**THE PROBLEM**
Where a line contains the word "have", copy that line.

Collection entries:
* * *
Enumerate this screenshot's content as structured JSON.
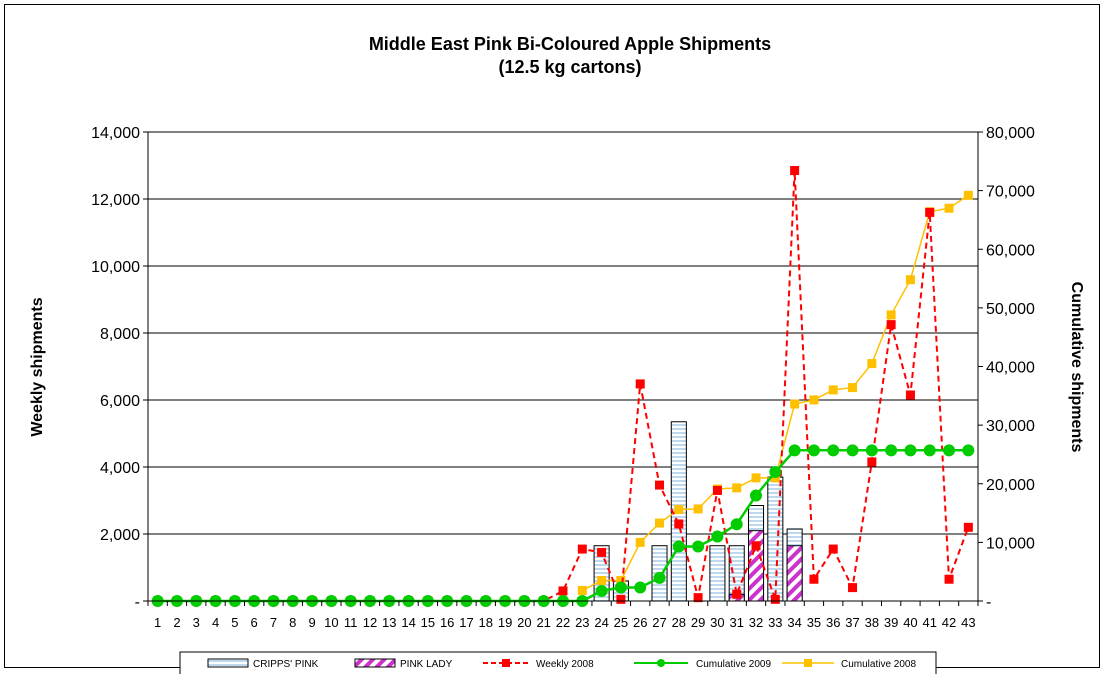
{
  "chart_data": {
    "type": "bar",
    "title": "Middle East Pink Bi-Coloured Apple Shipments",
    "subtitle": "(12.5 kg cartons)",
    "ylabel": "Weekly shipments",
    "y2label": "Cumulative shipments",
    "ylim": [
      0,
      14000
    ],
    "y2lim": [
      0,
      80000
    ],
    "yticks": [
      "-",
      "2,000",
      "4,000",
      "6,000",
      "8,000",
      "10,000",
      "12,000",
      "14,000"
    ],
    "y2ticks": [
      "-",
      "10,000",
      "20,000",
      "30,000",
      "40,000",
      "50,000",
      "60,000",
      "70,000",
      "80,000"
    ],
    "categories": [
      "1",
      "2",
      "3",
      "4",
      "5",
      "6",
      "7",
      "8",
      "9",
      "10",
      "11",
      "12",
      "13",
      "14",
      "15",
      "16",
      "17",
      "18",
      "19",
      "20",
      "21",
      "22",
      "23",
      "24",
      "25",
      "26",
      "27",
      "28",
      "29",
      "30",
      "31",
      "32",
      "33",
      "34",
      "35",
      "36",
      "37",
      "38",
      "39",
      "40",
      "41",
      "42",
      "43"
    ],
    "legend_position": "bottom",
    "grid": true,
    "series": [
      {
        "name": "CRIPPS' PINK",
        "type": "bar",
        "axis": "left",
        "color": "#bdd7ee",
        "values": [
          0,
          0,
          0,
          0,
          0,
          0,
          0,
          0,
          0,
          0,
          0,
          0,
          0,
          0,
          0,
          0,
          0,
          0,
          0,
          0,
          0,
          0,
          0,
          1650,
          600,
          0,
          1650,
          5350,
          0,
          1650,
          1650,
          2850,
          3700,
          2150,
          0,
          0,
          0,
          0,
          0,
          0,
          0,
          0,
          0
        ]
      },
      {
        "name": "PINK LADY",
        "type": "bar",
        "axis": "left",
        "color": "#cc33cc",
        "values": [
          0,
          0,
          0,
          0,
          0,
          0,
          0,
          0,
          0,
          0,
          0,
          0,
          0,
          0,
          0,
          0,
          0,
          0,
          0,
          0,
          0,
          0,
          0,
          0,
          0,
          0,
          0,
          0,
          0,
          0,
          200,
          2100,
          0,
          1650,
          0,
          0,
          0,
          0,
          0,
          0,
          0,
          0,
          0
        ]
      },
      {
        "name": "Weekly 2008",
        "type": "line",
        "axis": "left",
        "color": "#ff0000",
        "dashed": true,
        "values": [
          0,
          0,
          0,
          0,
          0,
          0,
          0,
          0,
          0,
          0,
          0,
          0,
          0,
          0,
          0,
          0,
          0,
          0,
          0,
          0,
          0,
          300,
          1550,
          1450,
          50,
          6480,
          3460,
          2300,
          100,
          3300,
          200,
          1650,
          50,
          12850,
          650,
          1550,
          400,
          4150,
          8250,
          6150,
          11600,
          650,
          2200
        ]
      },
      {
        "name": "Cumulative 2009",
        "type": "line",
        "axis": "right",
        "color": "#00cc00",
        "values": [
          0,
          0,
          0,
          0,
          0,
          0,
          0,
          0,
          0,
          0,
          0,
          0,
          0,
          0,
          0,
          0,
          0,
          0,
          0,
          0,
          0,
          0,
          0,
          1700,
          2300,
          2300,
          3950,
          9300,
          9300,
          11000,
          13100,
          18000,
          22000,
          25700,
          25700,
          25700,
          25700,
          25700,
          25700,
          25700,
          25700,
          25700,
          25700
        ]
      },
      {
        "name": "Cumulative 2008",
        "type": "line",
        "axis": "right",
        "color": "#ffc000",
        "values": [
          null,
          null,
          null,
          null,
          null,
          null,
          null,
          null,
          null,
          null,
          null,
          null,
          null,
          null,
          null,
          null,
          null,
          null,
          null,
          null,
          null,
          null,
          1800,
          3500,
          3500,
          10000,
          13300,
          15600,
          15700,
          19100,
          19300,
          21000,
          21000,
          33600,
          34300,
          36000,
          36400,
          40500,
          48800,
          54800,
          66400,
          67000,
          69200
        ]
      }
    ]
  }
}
* * *
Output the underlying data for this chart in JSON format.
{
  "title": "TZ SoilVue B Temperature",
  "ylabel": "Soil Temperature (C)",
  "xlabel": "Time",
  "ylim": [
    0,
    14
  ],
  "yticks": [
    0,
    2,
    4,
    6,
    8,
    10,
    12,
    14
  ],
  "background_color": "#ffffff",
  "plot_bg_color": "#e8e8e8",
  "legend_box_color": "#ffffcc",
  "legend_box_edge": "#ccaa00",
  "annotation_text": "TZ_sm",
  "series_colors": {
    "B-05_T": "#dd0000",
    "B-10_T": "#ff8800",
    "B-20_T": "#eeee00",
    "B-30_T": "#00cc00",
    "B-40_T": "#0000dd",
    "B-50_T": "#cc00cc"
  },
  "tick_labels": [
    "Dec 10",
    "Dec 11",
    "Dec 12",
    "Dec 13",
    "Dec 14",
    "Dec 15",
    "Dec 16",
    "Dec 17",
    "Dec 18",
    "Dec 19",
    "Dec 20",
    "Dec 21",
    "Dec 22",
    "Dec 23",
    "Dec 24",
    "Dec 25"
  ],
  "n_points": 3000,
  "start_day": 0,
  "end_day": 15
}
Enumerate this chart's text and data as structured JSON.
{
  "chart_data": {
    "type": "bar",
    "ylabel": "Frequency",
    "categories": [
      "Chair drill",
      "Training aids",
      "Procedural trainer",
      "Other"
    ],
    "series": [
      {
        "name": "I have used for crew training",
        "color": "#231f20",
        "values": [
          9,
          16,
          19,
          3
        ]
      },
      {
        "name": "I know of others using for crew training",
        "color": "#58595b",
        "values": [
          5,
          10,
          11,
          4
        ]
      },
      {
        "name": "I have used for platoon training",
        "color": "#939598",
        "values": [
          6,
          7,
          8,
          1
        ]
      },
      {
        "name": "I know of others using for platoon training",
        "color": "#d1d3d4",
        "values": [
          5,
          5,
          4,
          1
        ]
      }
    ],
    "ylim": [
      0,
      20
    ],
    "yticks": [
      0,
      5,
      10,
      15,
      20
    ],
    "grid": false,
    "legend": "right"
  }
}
* * *
**EXERCISE RESULT**
        "name": "I have used for crew training",
        "name": "I have used for platoon training",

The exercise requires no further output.